Request —
Repeat the entries that follow verbatim, without any of their pictures.

****************

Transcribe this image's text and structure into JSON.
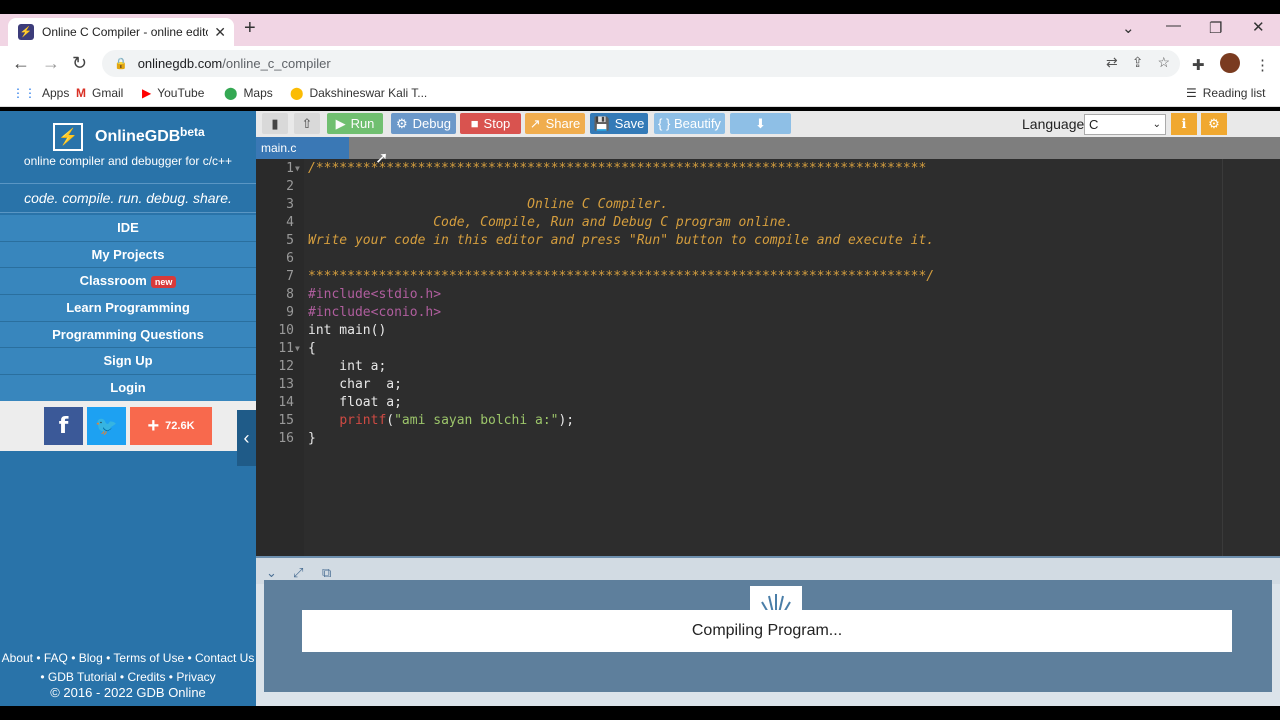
{
  "browser": {
    "tab_title": "Online C Compiler - online editor",
    "url_domain": "onlinegdb.com",
    "url_path": "/online_c_compiler",
    "bookmarks": [
      "Apps",
      "Gmail",
      "YouTube",
      "Maps",
      "Dakshineswar Kali T..."
    ],
    "reading_list": "Reading list"
  },
  "sidebar": {
    "brand": "OnlineGDB",
    "beta": "beta",
    "subtitle": "online compiler and debugger for c/c++",
    "tagline": "code. compile. run. debug. share.",
    "menu": [
      "IDE",
      "My Projects",
      "Classroom",
      "Learn Programming",
      "Programming Questions",
      "Sign Up",
      "Login"
    ],
    "classroom_badge": "new",
    "share_count": "72.6K",
    "footer_line1": "About • FAQ • Blog • Terms of Use • Contact Us",
    "footer_line2": "• GDB Tutorial • Credits • Privacy",
    "copyright": "© 2016 - 2022 GDB Online"
  },
  "toolbar": {
    "run": "Run",
    "debug": "Debug",
    "stop": "Stop",
    "share": "Share",
    "save": "Save",
    "beautify": "{ } Beautify",
    "language_label": "Language",
    "language_value": "C"
  },
  "editor": {
    "file_tab": "main.c",
    "line_numbers": [
      "1",
      "2",
      "3",
      "4",
      "5",
      "6",
      "7",
      "8",
      "9",
      "10",
      "11",
      "12",
      "13",
      "14",
      "15",
      "16"
    ],
    "lines": {
      "l1": "/******************************************************************************",
      "l3": "                            Online C Compiler.",
      "l4": "                Code, Compile, Run and Debug C program online.",
      "l5": "Write your code in this editor and press \"Run\" button to compile and execute it.",
      "l7": "*******************************************************************************/",
      "l8_pp": "#include",
      "l8_hdr": "<stdio.h>",
      "l9_pp": "#include",
      "l9_hdr": "<conio.h>",
      "l10": "int main()",
      "l11": "{",
      "l12": "    int a;",
      "l13": "    char  a;",
      "l14": "    float a;",
      "l15_indent": "    ",
      "l15_fn": "printf",
      "l15_open": "(",
      "l15_str": "\"ami sayan bolchi a:\"",
      "l15_close": ");",
      "l16": "}"
    }
  },
  "output": {
    "status": "Compiling Program..."
  },
  "colors": {
    "sidebar": "#2973a9",
    "run": "#4cae4c",
    "debug": "#5b8fc7",
    "stop": "#d9534f",
    "share": "#f0ad4e",
    "save": "#337ab7",
    "beautify": "#8ebfe6"
  }
}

****************

Output of the exercise —
Transcribe this image's text and structure into JSON.
{
  "browser": {
    "tab_title": "Online C Compiler - online editor",
    "url_domain": "onlinegdb.com",
    "url_path": "/online_c_compiler",
    "bookmarks": [
      "Apps",
      "Gmail",
      "YouTube",
      "Maps",
      "Dakshineswar Kali T..."
    ],
    "reading_list": "Reading list"
  },
  "sidebar": {
    "brand": "OnlineGDB",
    "beta": "beta",
    "subtitle": "online compiler and debugger for c/c++",
    "tagline": "code. compile. run. debug. share.",
    "menu": [
      "IDE",
      "My Projects",
      "Classroom",
      "Learn Programming",
      "Programming Questions",
      "Sign Up",
      "Login"
    ],
    "classroom_badge": "new",
    "share_count": "72.6K",
    "footer_line1": "About • FAQ • Blog • Terms of Use • Contact Us",
    "footer_line2": "• GDB Tutorial • Credits • Privacy",
    "copyright": "© 2016 - 2022 GDB Online"
  },
  "toolbar": {
    "run": "Run",
    "debug": "Debug",
    "stop": "Stop",
    "share": "Share",
    "save": "Save",
    "beautify": "{ } Beautify",
    "language_label": "Language",
    "language_value": "C"
  },
  "editor": {
    "file_tab": "main.c",
    "line_numbers": [
      "1",
      "2",
      "3",
      "4",
      "5",
      "6",
      "7",
      "8",
      "9",
      "10",
      "11",
      "12",
      "13",
      "14",
      "15",
      "16"
    ],
    "lines": {
      "l1": "/******************************************************************************",
      "l3": "                            Online C Compiler.",
      "l4": "                Code, Compile, Run and Debug C program online.",
      "l5": "Write your code in this editor and press \"Run\" button to compile and execute it.",
      "l7": "*******************************************************************************/",
      "l8_pp": "#include",
      "l8_hdr": "<stdio.h>",
      "l9_pp": "#include",
      "l9_hdr": "<conio.h>",
      "l10": "int main()",
      "l11": "{",
      "l12": "    int a;",
      "l13": "    char  a;",
      "l14": "    float a;",
      "l15_indent": "    ",
      "l15_fn": "printf",
      "l15_open": "(",
      "l15_str": "\"ami sayan bolchi a:\"",
      "l15_close": ");",
      "l16": "}"
    }
  },
  "output": {
    "status": "Compiling Program..."
  },
  "colors": {
    "sidebar": "#2973a9",
    "run": "#4cae4c",
    "debug": "#5b8fc7",
    "stop": "#d9534f",
    "share": "#f0ad4e",
    "save": "#337ab7",
    "beautify": "#8ebfe6"
  }
}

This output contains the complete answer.